● GIVEN TEXT
- Opening Delimiter -

Arson can seldom be established by positive testimony. The character of the offense makes it necessarily dependent for conviction upon confessions and corroborating circumstances. The force to be given to the corroboration must be left to an upright and intelligent jury. Wade v. State, 195 Ga. 870, 25 S.E.2d 712 (1943).
- Evidence that the accused had a motive for setting a fire is admissible to aid in identifying the guilty incendiary or in showing that the fire was of criminal origin rather than of accidental origin. Lockhart v. State, 76 Ga. App. 289, 45 S.E.2d 698 (1947).
- State's expert witness may be allowed to testify as to the expert's belief that the fire had been incendiary in origin. Blackburn v. State, 180 Ga. App. 436, 349 S.E.2d 286 (1986).
- Evidence that the defendant had threatened the victim's life more than once before the fire and had physically abused the victim along with the state's arson expert's testimony that the extent and type of the defendant's injuries made the defendant's accidental version of the fire impossible sufficed to support a finding that the defendant's striking of the match was intentional. Alexander v. State, 263 Ga. 474, 435 S.E.2d 187 (1993).

- Closing Delimiter -

● Document layout analysis data
- Opening Delimiter -

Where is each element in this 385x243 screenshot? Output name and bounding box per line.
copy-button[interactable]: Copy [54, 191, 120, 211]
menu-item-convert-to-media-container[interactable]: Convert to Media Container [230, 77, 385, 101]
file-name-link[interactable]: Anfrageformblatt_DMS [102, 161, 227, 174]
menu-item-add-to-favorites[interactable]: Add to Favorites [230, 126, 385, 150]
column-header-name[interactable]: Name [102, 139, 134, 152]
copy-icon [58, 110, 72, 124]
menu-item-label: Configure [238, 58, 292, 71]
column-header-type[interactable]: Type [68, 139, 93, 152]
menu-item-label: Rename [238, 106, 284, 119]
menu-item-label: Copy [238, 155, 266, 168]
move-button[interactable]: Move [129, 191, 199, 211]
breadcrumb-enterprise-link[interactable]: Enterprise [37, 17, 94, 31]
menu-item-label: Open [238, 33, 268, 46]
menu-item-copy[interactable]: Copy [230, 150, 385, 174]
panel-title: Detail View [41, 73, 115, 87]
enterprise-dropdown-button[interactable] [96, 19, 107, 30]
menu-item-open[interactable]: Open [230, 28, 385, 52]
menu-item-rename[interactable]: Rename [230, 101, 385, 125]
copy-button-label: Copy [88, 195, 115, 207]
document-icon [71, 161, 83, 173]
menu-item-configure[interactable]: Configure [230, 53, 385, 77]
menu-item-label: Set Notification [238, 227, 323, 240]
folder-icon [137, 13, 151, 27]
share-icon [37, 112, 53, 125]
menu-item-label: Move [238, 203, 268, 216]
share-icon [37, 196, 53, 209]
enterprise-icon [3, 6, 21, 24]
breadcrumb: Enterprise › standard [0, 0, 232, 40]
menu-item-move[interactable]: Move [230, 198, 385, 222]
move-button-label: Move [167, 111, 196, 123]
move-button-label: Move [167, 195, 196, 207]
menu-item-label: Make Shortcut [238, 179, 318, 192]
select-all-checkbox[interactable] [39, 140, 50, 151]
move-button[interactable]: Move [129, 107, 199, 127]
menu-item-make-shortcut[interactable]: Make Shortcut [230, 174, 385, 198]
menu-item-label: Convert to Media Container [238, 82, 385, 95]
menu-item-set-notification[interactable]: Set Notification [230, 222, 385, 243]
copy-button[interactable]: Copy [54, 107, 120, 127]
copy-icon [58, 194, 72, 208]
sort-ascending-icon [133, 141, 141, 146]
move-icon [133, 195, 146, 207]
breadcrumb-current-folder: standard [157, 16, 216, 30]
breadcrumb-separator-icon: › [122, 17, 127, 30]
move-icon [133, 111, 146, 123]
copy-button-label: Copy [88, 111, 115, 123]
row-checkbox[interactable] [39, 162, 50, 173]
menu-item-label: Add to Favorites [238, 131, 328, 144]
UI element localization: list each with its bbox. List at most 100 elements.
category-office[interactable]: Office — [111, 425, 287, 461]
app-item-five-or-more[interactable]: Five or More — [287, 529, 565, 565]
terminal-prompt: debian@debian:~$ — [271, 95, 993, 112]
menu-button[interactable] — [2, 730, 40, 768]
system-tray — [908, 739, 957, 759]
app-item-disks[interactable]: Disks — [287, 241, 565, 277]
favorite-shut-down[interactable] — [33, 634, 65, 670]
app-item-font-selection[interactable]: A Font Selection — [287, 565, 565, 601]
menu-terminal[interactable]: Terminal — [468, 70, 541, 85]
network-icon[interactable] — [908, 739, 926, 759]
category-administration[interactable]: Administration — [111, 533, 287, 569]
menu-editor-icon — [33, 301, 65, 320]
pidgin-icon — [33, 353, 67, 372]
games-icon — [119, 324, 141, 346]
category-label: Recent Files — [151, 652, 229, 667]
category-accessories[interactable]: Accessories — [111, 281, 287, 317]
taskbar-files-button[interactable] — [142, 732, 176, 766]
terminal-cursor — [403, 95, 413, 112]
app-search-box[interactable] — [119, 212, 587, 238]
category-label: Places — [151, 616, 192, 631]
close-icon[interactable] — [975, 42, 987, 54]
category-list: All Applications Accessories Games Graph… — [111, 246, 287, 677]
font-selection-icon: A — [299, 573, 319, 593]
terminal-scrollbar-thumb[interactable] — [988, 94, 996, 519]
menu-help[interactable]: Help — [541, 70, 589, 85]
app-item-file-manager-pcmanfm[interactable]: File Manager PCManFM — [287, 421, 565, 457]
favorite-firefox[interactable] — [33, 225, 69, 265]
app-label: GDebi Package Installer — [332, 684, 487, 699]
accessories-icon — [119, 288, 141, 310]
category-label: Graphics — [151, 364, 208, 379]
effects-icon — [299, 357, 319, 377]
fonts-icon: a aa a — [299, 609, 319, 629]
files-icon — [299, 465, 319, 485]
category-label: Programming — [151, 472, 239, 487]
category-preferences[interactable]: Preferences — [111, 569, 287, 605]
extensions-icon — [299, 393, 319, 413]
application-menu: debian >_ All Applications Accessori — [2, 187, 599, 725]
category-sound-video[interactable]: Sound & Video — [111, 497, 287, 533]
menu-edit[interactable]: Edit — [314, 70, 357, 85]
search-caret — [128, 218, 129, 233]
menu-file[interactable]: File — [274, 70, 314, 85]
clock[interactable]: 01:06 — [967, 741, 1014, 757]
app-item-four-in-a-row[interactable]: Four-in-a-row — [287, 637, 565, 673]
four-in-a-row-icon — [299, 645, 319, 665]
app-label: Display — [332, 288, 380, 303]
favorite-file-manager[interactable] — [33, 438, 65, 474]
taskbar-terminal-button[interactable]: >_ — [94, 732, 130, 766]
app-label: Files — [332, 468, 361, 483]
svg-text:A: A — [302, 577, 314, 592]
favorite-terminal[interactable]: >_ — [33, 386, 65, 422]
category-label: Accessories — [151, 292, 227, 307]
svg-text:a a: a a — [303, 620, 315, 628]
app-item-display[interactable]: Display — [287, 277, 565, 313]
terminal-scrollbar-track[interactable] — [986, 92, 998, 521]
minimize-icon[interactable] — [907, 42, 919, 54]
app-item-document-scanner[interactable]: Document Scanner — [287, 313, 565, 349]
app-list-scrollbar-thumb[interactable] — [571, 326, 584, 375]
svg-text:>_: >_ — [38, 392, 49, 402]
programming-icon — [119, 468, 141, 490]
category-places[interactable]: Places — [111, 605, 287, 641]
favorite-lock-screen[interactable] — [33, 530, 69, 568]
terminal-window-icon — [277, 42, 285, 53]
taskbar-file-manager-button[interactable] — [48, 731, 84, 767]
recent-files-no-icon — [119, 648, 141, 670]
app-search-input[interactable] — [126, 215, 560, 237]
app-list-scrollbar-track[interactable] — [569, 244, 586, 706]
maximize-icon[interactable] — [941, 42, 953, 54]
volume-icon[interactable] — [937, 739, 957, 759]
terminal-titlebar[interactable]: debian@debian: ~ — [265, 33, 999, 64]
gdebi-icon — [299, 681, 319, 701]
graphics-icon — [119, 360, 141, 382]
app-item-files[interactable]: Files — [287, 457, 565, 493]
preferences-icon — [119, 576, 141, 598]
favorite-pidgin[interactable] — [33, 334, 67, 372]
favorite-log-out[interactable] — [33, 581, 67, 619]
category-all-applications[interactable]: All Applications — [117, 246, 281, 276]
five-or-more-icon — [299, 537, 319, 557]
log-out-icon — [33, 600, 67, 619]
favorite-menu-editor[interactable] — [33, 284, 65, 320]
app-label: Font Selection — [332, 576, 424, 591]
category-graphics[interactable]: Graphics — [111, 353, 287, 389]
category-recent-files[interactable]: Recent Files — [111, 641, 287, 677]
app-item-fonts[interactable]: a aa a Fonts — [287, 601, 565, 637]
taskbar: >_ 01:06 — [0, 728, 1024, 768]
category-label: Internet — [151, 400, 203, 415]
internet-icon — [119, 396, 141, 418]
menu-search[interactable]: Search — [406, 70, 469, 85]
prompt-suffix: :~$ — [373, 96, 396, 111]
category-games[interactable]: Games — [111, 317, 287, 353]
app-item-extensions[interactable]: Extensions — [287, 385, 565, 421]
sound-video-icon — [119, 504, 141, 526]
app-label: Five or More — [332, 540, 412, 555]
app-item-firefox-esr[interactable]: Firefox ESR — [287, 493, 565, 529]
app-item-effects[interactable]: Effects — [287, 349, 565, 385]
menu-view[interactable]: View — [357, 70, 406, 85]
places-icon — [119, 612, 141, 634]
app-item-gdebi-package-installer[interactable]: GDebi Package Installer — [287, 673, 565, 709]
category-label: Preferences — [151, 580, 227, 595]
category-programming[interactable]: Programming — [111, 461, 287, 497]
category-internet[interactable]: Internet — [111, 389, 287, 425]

- Closing Delimiter -

● PROMPT
Reproduce the complete text on arson evidence word for word. Work only from the text on arson evidence.

● OUTPUT FOR THIS EXERCISE
Arson can seldom be established by positive testimony. The character of the offense makes it necessarily dependent for conviction upon confessions and corroborating circumstances. The force to be given to the corroboration must be left to an upright and intelligent jury. Wade v. State, 195 Ga. 870, 25 S.E.2d 712 (1943).
- Evidence that the accused had a motive for setting a fire is admissible to aid in identifying the guilty incendiary or in showing that the fire was of criminal origin rather than of accidental origin. Lockhart v. State, 76 Ga. App. 289, 45 S.E.2d 698 (1947).
- State's expert witness may be allowed to testify as to the expert's belief that the fire had been incendiary in origin. Blackburn v. State, 180 Ga. App. 436, 349 S.E.2d 286 (1986).
- Evidence that the defendant had threatened the victim's life more than once before the fire and had physically abused the victim along with the state's arson expert's testimony that the extent and type of the defendant's injuries made the defendant's accidental version of the fire impossible sufficed to support a finding that the defendant's striking of the match was intentional. Alexander v. State, 263 Ga. 474, 435 S.E.2d 187 (1993).